RECORDS —
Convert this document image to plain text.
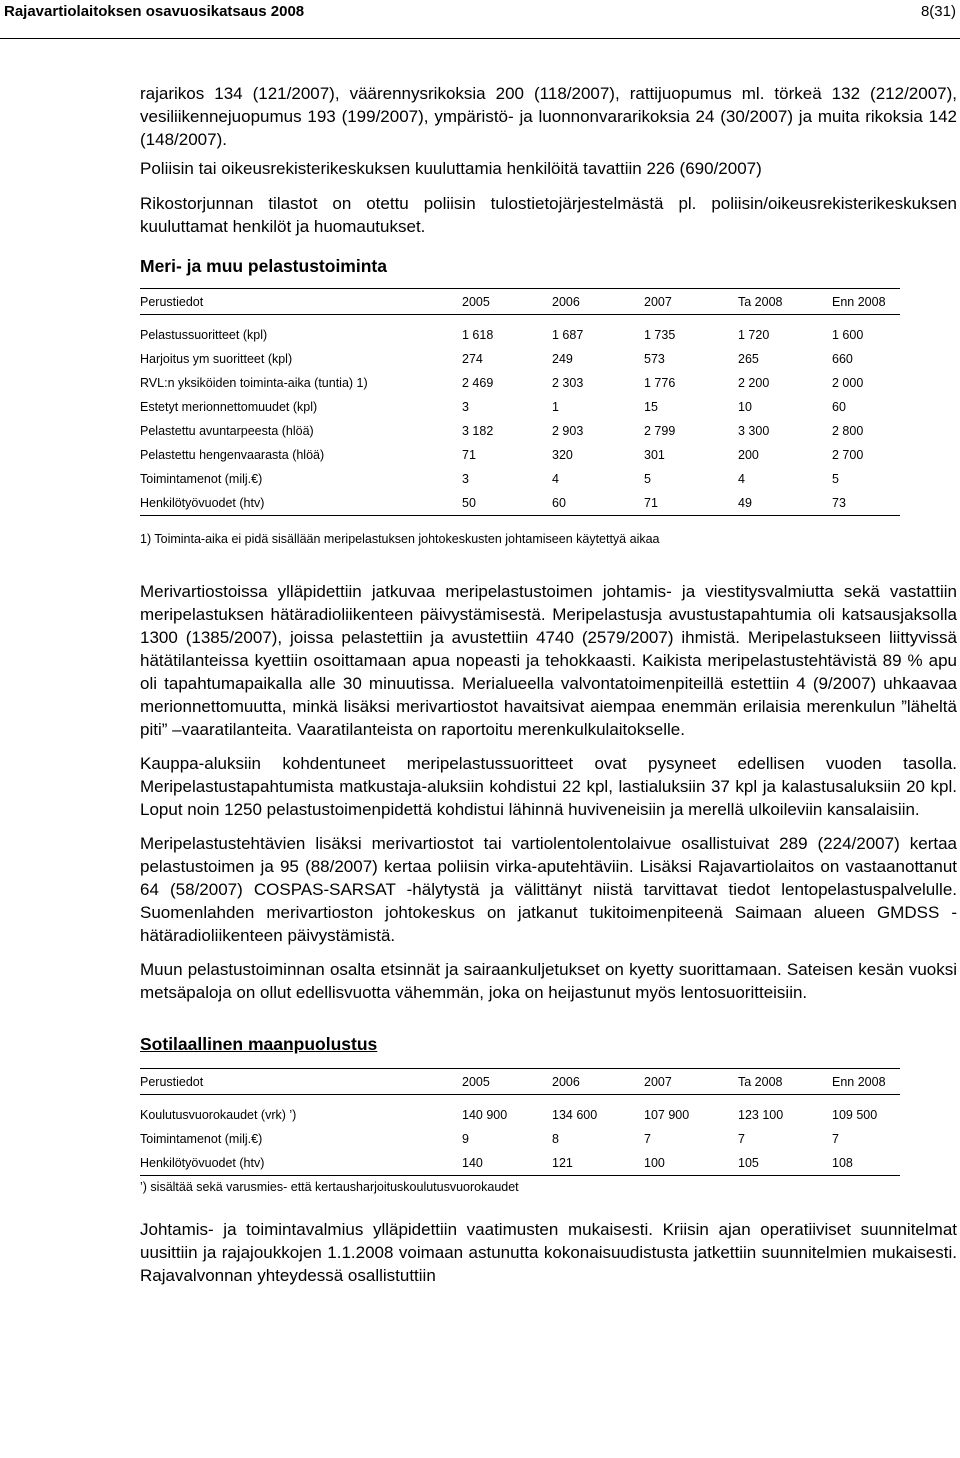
Rajavartiolaitoksen osavuosikatsaus 2008	8(31)

rajarikos 134 (121/2007), väärennysrikoksia 200 (118/2007), rattijuopumus ml. törkeä 132 (212/2007), vesiliikennejuopumus 193 (199/2007), ympäristö- ja luonnonvararikoksia 24 (30/2007) ja muita rikoksia 142 (148/2007).

Poliisin tai oikeusrekisterikeskuksen kuuluttamia henkilöitä tavattiin 226 (690/2007)

Rikostorjunnan tilastot on otettu poliisin tulostietojärjestelmästä pl. poliisin/oikeusrekisterikeskuksen kuuluttamat henkilöt ja huomautukset.

Meri- ja muu pelastustoiminta
Perustiedot	2005	2006	2007	Ta 2008	Enn 2008

Pelastussuoritteet (kpl)	1 618	1 687	1 735	1 720	1 600
Harjoitus ym suoritteet (kpl)	274	249	573	265	660
RVL:n yksiköiden toiminta-aika (tuntia) 1)	2 469	2 303	1 776	2 200	2 000
Estetyt merionnettomuudet (kpl)	3	1	15	10	60
Pelastettu avuntarpeesta (hlöä)	3 182	2 903	2 799	3 300	2 800
Pelastettu hengenvaarasta (hlöä)	71	320	301	200	2 700
Toimintamenot (milj.€)	3	4	5	4	5
Henkilötyövuodet (htv)	50	60	71	49	73
1) Toiminta-aika ei pidä sisällään meripelastuksen johtokeskusten johtamiseen käytettyä aikaa

Merivartiostoissa ylläpidettiin jatkuvaa meripelastustoimen johtamis- ja viestitysvalmiutta sekä vastattiin meripelastuksen hätäradioliikenteen päivystämisestä. Meripelastusja avustustapahtumia oli katsausjaksolla 1300 (1385/2007), joissa pelastettiin ja avustettiin 4740 (2579/2007) ihmistä. Meripelastukseen liittyvissä hätätilanteissa kyettiin osoittamaan apua nopeasti ja tehokkaasti. Kaikista meripelastustehtävistä 89 % apu oli tapahtumapaikalla alle 30 minuutissa. Merialueella valvontatoimenpiteillä estettiin 4 (9/2007) uhkaavaa merionnettomuutta, minkä lisäksi merivartiostot havaitsivat aiempaa enemmän erilaisia merenkulun ”läheltä piti” –vaaratilanteita. Vaaratilanteista on raportoitu merenkulkulaitokselle.

Kauppa-aluksiin kohdentuneet meripelastussuoritteet ovat pysyneet edellisen vuoden tasolla. Meripelastustapahtumista matkustaja-aluksiin kohdistui 22 kpl, lastialuksiin 37 kpl ja kalastusaluksiin 20 kpl. Loput noin 1250 pelastustoimenpidettä kohdistui lähinnä huviveneisiin ja merellä ulkoileviin kansalaisiin.

Meripelastustehtävien lisäksi merivartiostot tai vartiolentolentolaivue osallistuivat 289 (224/2007) kertaa pelastustoimen ja 95 (88/2007) kertaa poliisin virka-aputehtäviin. Lisäksi Rajavartiolaitos on vastaanottanut 64 (58/2007) COSPAS-SARSAT -hälytystä ja välittänyt niistä tarvittavat tiedot lentopelastuspalvelulle. Suomenlahden merivartioston johtokeskus on jatkanut tukitoimenpiteenä Saimaan alueen GMDSS - hätäradioliikenteen päivystämistä.

Muun pelastustoiminnan osalta etsinnät ja sairaankuljetukset on kyetty suorittamaan. Sateisen kesän vuoksi metsäpaloja on ollut edellisvuotta vähemmän, joka on heijastunut myös lentosuoritteisiin.

Sotilaallinen maanpuolustus
Perustiedot	2005	2006	2007	Ta 2008	Enn 2008

Koulutusvuorokaudet (vrk) ’)	140 900	134 600	107 900	123 100	109 500
Toimintamenot (milj.€)	9	8	7	7	7
Henkilötyövuodet (htv)	140	121	100	105	108
’) sisältää sekä varusmies- että kertausharjoituskoulutusvuorokaudet

Johtamis- ja toimintavalmius ylläpidettiin vaatimusten mukaisesti. Kriisin ajan operatiiviset suunnitelmat uusittiin ja rajajoukkojen 1.1.2008 voimaan astunutta kokonaisuudistusta jatkettiin suunnitelmien mukaisesti. Rajavalvonnan yhteydessä osallistuttiin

CHALLENGE — Return every line from the records above that holds the word "milj".

SOLUTION TO THIS TASK —
Toimintamenot (milj.€)	3	4	5	4	5
Toimintamenot (milj.€)	9	8	7	7	7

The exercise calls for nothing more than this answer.